(Data records)
::::::::::

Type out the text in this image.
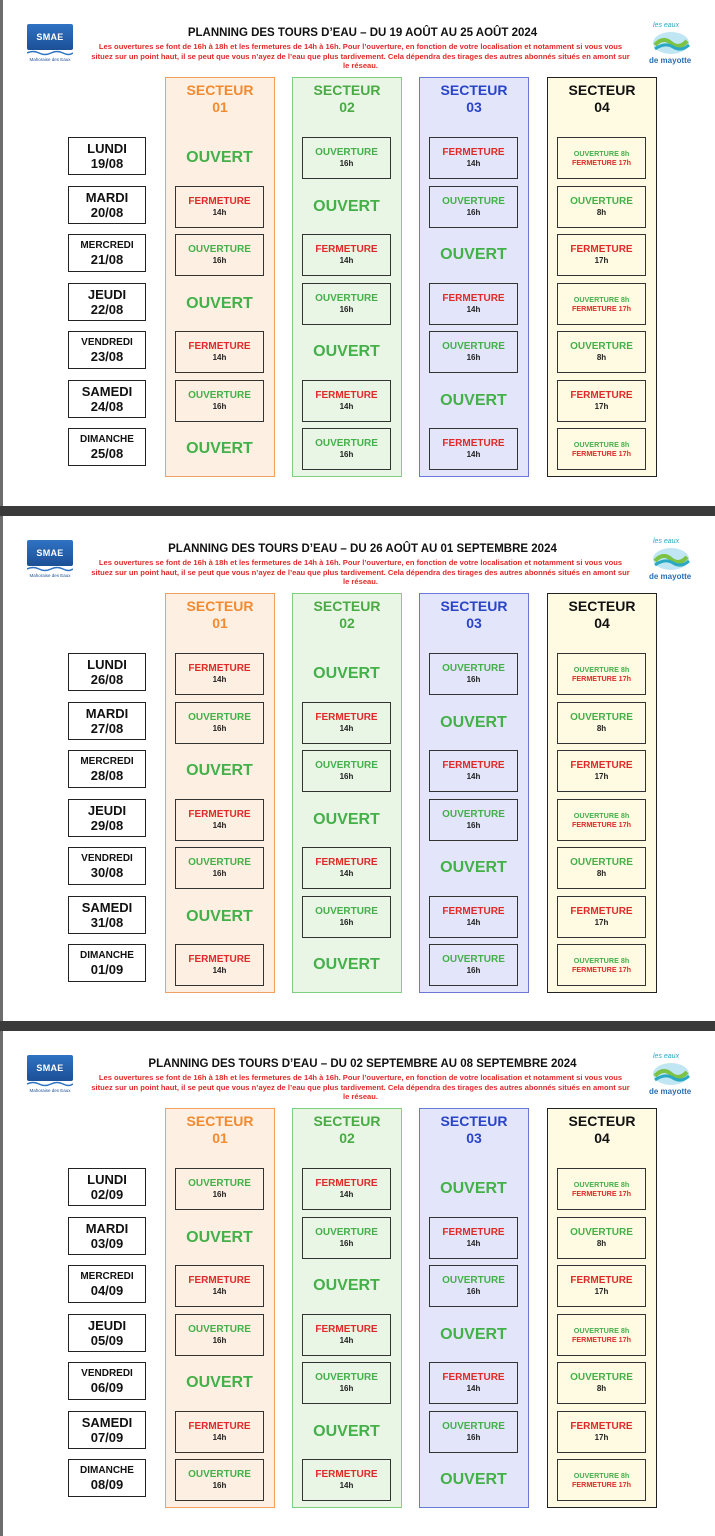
SMAE
Mahoraise des Eaux
les eaux
de mayotte
PLANNING DES TOURS D’EAU – DU 19 AOÛT AU 25 AOÛT 2024
Les ouvertures se font de 16h à 18h et les fermetures de 14h à 16h. Pour l’ouverture, en fonction de votre localisation et notamment si vous vous situez sur un point haut, il se peut que vous n’ayez de l’eau que plus tardivement. Cela dépendra des tirages des autres abonnés situés en amont sur le réseau.
SECTEUR
01
OUVERT
FERMETURE
14h
OUVERTURE
16h
OUVERT
FERMETURE
14h
OUVERTURE
16h
OUVERT
SECTEUR
02
OUVERTURE
16h
OUVERT
FERMETURE
14h
OUVERTURE
16h
OUVERT
FERMETURE
14h
OUVERTURE
16h
SECTEUR
03
FERMETURE
14h
OUVERTURE
16h
OUVERT
FERMETURE
14h
OUVERTURE
16h
OUVERT
FERMETURE
14h
SECTEUR
04
OUVERTURE 8h
FERMETURE 17h
OUVERTURE
8h
FERMETURE
17h
OUVERTURE 8h
FERMETURE 17h
OUVERTURE
8h
FERMETURE
17h
OUVERTURE 8h
FERMETURE 17h
LUNDI
19/08
MARDI
20/08
MERCREDI
21/08
JEUDI
22/08
VENDREDI
23/08
SAMEDI
24/08
DIMANCHE
25/08
SMAE
Mahoraise des Eaux
les eaux
de mayotte
PLANNING DES TOURS D’EAU – DU 26 AOÛT AU 01 SEPTEMBRE 2024
Les ouvertures se font de 16h à 18h et les fermetures de 14h à 16h. Pour l’ouverture, en fonction de votre localisation et notamment si vous vous situez sur un point haut, il se peut que vous n’ayez de l’eau que plus tardivement. Cela dépendra des tirages des autres abonnés situés en amont sur le réseau.
SECTEUR
01
FERMETURE
14h
OUVERTURE
16h
OUVERT
FERMETURE
14h
OUVERTURE
16h
OUVERT
FERMETURE
14h
SECTEUR
02
OUVERT
FERMETURE
14h
OUVERTURE
16h
OUVERT
FERMETURE
14h
OUVERTURE
16h
OUVERT
SECTEUR
03
OUVERTURE
16h
OUVERT
FERMETURE
14h
OUVERTURE
16h
OUVERT
FERMETURE
14h
OUVERTURE
16h
SECTEUR
04
OUVERTURE 8h
FERMETURE 17h
OUVERTURE
8h
FERMETURE
17h
OUVERTURE 8h
FERMETURE 17h
OUVERTURE
8h
FERMETURE
17h
OUVERTURE 8h
FERMETURE 17h
LUNDI
26/08
MARDI
27/08
MERCREDI
28/08
JEUDI
29/08
VENDREDI
30/08
SAMEDI
31/08
DIMANCHE
01/09
SMAE
Mahoraise des Eaux
les eaux
de mayotte
PLANNING DES TOURS D’EAU – DU 02 SEPTEMBRE AU 08 SEPTEMBRE 2024
Les ouvertures se font de 16h à 18h et les fermetures de 14h à 16h. Pour l’ouverture, en fonction de votre localisation et notamment si vous vous situez sur un point haut, il se peut que vous n’ayez de l’eau que plus tardivement. Cela dépendra des tirages des autres abonnés situés en amont sur le réseau.
SECTEUR
01
OUVERTURE
16h
OUVERT
FERMETURE
14h
OUVERTURE
16h
OUVERT
FERMETURE
14h
OUVERTURE
16h
SECTEUR
02
FERMETURE
14h
OUVERTURE
16h
OUVERT
FERMETURE
14h
OUVERTURE
16h
OUVERT
FERMETURE
14h
SECTEUR
03
OUVERT
FERMETURE
14h
OUVERTURE
16h
OUVERT
FERMETURE
14h
OUVERTURE
16h
OUVERT
SECTEUR
04
OUVERTURE 8h
FERMETURE 17h
OUVERTURE
8h
FERMETURE
17h
OUVERTURE 8h
FERMETURE 17h
OUVERTURE
8h
FERMETURE
17h
OUVERTURE 8h
FERMETURE 17h
LUNDI
02/09
MARDI
03/09
MERCREDI
04/09
JEUDI
05/09
VENDREDI
06/09
SAMEDI
07/09
DIMANCHE
08/09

::::::::::

WHAT TO WORK ON = Repeat the material above word for word and skip every image in it.

FULL RESPONSE =
Type out the text in this image.
SMAE
Mahoraise des Eaux
les eaux
de mayotte
PLANNING DES TOURS D’EAU – DU 19 AOÛT AU 25 AOÛT 2024
Les ouvertures se font de 16h à 18h et les fermetures de 14h à 16h. Pour l’ouverture, en fonction de votre localisation et notamment si vous vous situez sur un point haut, il se peut que vous n’ayez de l’eau que plus tardivement. Cela dépendra des tirages des autres abonnés situés en amont sur le réseau.
SECTEUR
01
OUVERT
FERMETURE
14h
OUVERTURE
16h
OUVERT
FERMETURE
14h
OUVERTURE
16h
OUVERT
SECTEUR
02
OUVERTURE
16h
OUVERT
FERMETURE
14h
OUVERTURE
16h
OUVERT
FERMETURE
14h
OUVERTURE
16h
SECTEUR
03
FERMETURE
14h
OUVERTURE
16h
OUVERT
FERMETURE
14h
OUVERTURE
16h
OUVERT
FERMETURE
14h
SECTEUR
04
OUVERTURE 8h
FERMETURE 17h
OUVERTURE
8h
FERMETURE
17h
OUVERTURE 8h
FERMETURE 17h
OUVERTURE
8h
FERMETURE
17h
OUVERTURE 8h
FERMETURE 17h
LUNDI
19/08
MARDI
20/08
MERCREDI
21/08
JEUDI
22/08
VENDREDI
23/08
SAMEDI
24/08
DIMANCHE
25/08
SMAE
Mahoraise des Eaux
les eaux
de mayotte
PLANNING DES TOURS D’EAU – DU 26 AOÛT AU 01 SEPTEMBRE 2024
Les ouvertures se font de 16h à 18h et les fermetures de 14h à 16h. Pour l’ouverture, en fonction de votre localisation et notamment si vous vous situez sur un point haut, il se peut que vous n’ayez de l’eau que plus tardivement. Cela dépendra des tirages des autres abonnés situés en amont sur le réseau.
SECTEUR
01
FERMETURE
14h
OUVERTURE
16h
OUVERT
FERMETURE
14h
OUVERTURE
16h
OUVERT
FERMETURE
14h
SECTEUR
02
OUVERT
FERMETURE
14h
OUVERTURE
16h
OUVERT
FERMETURE
14h
OUVERTURE
16h
OUVERT
SECTEUR
03
OUVERTURE
16h
OUVERT
FERMETURE
14h
OUVERTURE
16h
OUVERT
FERMETURE
14h
OUVERTURE
16h
SECTEUR
04
OUVERTURE 8h
FERMETURE 17h
OUVERTURE
8h
FERMETURE
17h
OUVERTURE 8h
FERMETURE 17h
OUVERTURE
8h
FERMETURE
17h
OUVERTURE 8h
FERMETURE 17h
LUNDI
26/08
MARDI
27/08
MERCREDI
28/08
JEUDI
29/08
VENDREDI
30/08
SAMEDI
31/08
DIMANCHE
01/09
SMAE
Mahoraise des Eaux
les eaux
de mayotte
PLANNING DES TOURS D’EAU – DU 02 SEPTEMBRE AU 08 SEPTEMBRE 2024
Les ouvertures se font de 16h à 18h et les fermetures de 14h à 16h. Pour l’ouverture, en fonction de votre localisation et notamment si vous vous situez sur un point haut, il se peut que vous n’ayez de l’eau que plus tardivement. Cela dépendra des tirages des autres abonnés situés en amont sur le réseau.
SECTEUR
01
OUVERTURE
16h
OUVERT
FERMETURE
14h
OUVERTURE
16h
OUVERT
FERMETURE
14h
OUVERTURE
16h
SECTEUR
02
FERMETURE
14h
OUVERTURE
16h
OUVERT
FERMETURE
14h
OUVERTURE
16h
OUVERT
FERMETURE
14h
SECTEUR
03
OUVERT
FERMETURE
14h
OUVERTURE
16h
OUVERT
FERMETURE
14h
OUVERTURE
16h
OUVERT
SECTEUR
04
OUVERTURE 8h
FERMETURE 17h
OUVERTURE
8h
FERMETURE
17h
OUVERTURE 8h
FERMETURE 17h
OUVERTURE
8h
FERMETURE
17h
OUVERTURE 8h
FERMETURE 17h
LUNDI
02/09
MARDI
03/09
MERCREDI
04/09
JEUDI
05/09
VENDREDI
06/09
SAMEDI
07/09
DIMANCHE
08/09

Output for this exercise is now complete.